* Start MATERIAL *

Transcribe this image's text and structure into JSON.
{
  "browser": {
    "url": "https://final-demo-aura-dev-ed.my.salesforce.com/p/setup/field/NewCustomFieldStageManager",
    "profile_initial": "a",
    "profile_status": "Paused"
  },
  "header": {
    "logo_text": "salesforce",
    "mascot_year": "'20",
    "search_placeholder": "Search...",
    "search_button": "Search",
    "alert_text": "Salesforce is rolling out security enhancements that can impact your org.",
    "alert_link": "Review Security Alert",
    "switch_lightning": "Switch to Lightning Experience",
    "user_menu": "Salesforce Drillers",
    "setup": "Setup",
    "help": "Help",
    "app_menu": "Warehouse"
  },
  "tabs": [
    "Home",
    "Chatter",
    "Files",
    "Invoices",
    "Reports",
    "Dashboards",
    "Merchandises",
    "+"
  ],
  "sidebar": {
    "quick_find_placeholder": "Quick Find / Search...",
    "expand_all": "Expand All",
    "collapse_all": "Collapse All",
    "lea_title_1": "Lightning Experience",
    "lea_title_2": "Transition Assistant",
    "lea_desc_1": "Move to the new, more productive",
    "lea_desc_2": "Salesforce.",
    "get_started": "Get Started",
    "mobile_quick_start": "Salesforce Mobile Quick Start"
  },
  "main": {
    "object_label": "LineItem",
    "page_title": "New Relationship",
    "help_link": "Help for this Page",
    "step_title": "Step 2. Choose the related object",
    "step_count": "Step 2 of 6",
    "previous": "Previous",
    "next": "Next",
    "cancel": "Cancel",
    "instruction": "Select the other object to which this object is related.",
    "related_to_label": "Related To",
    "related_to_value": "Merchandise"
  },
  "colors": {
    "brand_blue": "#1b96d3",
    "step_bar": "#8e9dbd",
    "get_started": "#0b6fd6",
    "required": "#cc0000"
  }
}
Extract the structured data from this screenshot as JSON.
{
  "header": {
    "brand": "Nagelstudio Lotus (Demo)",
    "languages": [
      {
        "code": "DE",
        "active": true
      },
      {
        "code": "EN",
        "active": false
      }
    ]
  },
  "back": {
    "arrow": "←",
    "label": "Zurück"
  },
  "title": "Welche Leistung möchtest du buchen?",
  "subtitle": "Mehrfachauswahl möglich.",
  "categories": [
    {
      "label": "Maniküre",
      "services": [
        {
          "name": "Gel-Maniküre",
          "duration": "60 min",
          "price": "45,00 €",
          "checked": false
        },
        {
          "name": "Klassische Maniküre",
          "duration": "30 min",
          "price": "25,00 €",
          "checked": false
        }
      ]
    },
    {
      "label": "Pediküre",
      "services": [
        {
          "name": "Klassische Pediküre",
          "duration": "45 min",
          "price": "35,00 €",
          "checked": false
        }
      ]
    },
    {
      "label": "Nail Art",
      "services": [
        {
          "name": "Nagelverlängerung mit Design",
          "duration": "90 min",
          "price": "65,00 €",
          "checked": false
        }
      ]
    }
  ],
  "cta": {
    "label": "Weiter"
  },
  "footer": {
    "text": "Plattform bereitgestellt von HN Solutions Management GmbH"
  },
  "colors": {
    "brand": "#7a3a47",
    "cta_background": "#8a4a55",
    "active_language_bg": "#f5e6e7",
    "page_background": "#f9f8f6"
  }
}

* End MATERIAL *

» DIRECTIONS
Extract the full listing above without alteration.

» EXERCISE ANSWER
Transcribe this image's text and structure into JSON.
{
  "browser": {
    "url": "https://final-demo-aura-dev-ed.my.salesforce.com/p/setup/field/NewCustomFieldStageManager",
    "profile_initial": "a",
    "profile_status": "Paused"
  },
  "header": {
    "logo_text": "salesforce",
    "mascot_year": "'20",
    "search_placeholder": "Search...",
    "search_button": "Search",
    "alert_text": "Salesforce is rolling out security enhancements that can impact your org.",
    "alert_link": "Review Security Alert",
    "switch_lightning": "Switch to Lightning Experience",
    "user_menu": "Salesforce Drillers",
    "setup": "Setup",
    "help": "Help",
    "app_menu": "Warehouse"
  },
  "tabs": [
    "Home",
    "Chatter",
    "Files",
    "Invoices",
    "Reports",
    "Dashboards",
    "Merchandises",
    "+"
  ],
  "sidebar": {
    "quick_find_placeholder": "Quick Find / Search...",
    "expand_all": "Expand All",
    "collapse_all": "Collapse All",
    "lea_title_1": "Lightning Experience",
    "lea_title_2": "Transition Assistant",
    "lea_desc_1": "Move to the new, more productive",
    "lea_desc_2": "Salesforce.",
    "get_started": "Get Started",
    "mobile_quick_start": "Salesforce Mobile Quick Start"
  },
  "main": {
    "object_label": "LineItem",
    "page_title": "New Relationship",
    "help_link": "Help for this Page",
    "step_title": "Step 2. Choose the related object",
    "step_count": "Step 2 of 6",
    "previous": "Previous",
    "next": "Next",
    "cancel": "Cancel",
    "instruction": "Select the other object to which this object is related.",
    "related_to_label": "Related To",
    "related_to_value": "Merchandise"
  },
  "colors": {
    "brand_blue": "#1b96d3",
    "step_bar": "#8e9dbd",
    "get_started": "#0b6fd6",
    "required": "#cc0000"
  }
}
Extract the structured data from this screenshot as JSON.
{
  "header": {
    "brand": "Nagelstudio Lotus (Demo)",
    "languages": [
      {
        "code": "DE",
        "active": true
      },
      {
        "code": "EN",
        "active": false
      }
    ]
  },
  "back": {
    "arrow": "←",
    "label": "Zurück"
  },
  "title": "Welche Leistung möchtest du buchen?",
  "subtitle": "Mehrfachauswahl möglich.",
  "categories": [
    {
      "label": "Maniküre",
      "services": [
        {
          "name": "Gel-Maniküre",
          "duration": "60 min",
          "price": "45,00 €",
          "checked": false
        },
        {
          "name": "Klassische Maniküre",
          "duration": "30 min",
          "price": "25,00 €",
          "checked": false
        }
      ]
    },
    {
      "label": "Pediküre",
      "services": [
        {
          "name": "Klassische Pediküre",
          "duration": "45 min",
          "price": "35,00 €",
          "checked": false
        }
      ]
    },
    {
      "label": "Nail Art",
      "services": [
        {
          "name": "Nagelverlängerung mit Design",
          "duration": "90 min",
          "price": "65,00 €",
          "checked": false
        }
      ]
    }
  ],
  "cta": {
    "label": "Weiter"
  },
  "footer": {
    "text": "Plattform bereitgestellt von HN Solutions Management GmbH"
  },
  "colors": {
    "brand": "#7a3a47",
    "cta_background": "#8a4a55",
    "active_language_bg": "#f5e6e7",
    "page_background": "#f9f8f6"
  }
}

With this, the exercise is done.